# [Tasks and exercises]
1 – Rewrite the part of the relational algebra exercise starting at "DIR: department director" and ending at "elimination of duplicates).", changing "salaries" to "wages".
2 – Write what comes next in the relational algebra exercise, picking up after its last line.

# [Selected text]
+++

Consider the two tables:

Employee Relations (EMP) 


ENO: employee number, key 

ENOM: employee name 

PROF: profession (director is not a profession) 

DATEEMB: date of hire 

SAL: salary 

COMM: commission (an employee may not have commission) 

DNO: department number to which the employee belongs 

Relations of Departments (DEPT) 


DNO: department number, key 

DNOM: name of department 

DIR: department director 

CITY: location of the department (city)

Express the following queries in relational algebra and then in SQL:

Query 1: Give all tuples of DEPT.

Query 2: Return all tuples of EMP.

Request 3: Give the names and salaries of employees.

Request 4: Give the employees' professions (after elimination of duplicates).

Request 5: Give the hiring dates of the technicians.

Query 6: Make the Cartesian product between EMP and DEPT.

Query 7: Give the names of the employees and the names of their department.

+++

# [Material supplied]
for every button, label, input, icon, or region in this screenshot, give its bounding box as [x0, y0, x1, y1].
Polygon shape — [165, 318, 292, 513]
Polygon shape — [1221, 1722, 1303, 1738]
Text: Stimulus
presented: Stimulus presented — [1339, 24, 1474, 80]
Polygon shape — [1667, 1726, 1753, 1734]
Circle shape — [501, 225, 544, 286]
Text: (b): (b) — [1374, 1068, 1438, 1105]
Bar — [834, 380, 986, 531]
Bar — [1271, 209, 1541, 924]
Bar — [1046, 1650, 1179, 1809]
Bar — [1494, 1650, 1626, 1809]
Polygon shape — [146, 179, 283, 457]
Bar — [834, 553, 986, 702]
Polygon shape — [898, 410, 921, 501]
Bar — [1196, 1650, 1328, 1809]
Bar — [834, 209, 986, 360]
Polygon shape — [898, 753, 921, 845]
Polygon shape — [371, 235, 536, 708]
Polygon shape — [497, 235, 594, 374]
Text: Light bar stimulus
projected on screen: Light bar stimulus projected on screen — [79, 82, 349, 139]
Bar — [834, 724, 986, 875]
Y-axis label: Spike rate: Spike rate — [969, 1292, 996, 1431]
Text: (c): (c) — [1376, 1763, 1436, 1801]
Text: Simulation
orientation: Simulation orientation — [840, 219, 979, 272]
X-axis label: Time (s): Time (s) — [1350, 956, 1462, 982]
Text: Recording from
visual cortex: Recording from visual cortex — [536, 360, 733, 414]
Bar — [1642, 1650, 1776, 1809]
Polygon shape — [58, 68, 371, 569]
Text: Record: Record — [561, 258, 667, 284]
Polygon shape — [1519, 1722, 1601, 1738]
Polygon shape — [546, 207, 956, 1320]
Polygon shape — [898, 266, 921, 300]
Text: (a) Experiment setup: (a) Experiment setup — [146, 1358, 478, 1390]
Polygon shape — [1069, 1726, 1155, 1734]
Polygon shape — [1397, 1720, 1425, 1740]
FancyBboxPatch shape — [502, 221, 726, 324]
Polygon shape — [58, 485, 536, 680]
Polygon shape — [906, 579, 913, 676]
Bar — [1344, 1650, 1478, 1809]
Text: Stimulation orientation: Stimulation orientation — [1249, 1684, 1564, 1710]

+++

# [Responses to the exercise]
1 –
DIR: department director 

CITY: location of the department (city)

Express the following queries in relational algebra and then in SQL:

Query 1: Give all tuples of DEPT.

Query 2: Return all tuples of EMP.

Request 3: Give the names and wages of employees.

Request 4: Give the employees' professions (after elimination of duplicates).

2 –
Request 8: Give the numbers of employees working in BOSTON.

Request 9: Give the names of the directors of departments 1 and 3. Warning: director is not a profession!

Request 10: Give the names of employees working in a department with at least one engineer.

Request 11: Give the salary and name of employees earning more than one (at least one) engineer.

Request 12: Give the salary and name of employees earning more than all engineers.

Request 13: Give the names of employees and the names of their directors.

Query 14: Find the names of employees with the same manager as JIM. Please note: an employee can be director of several departments.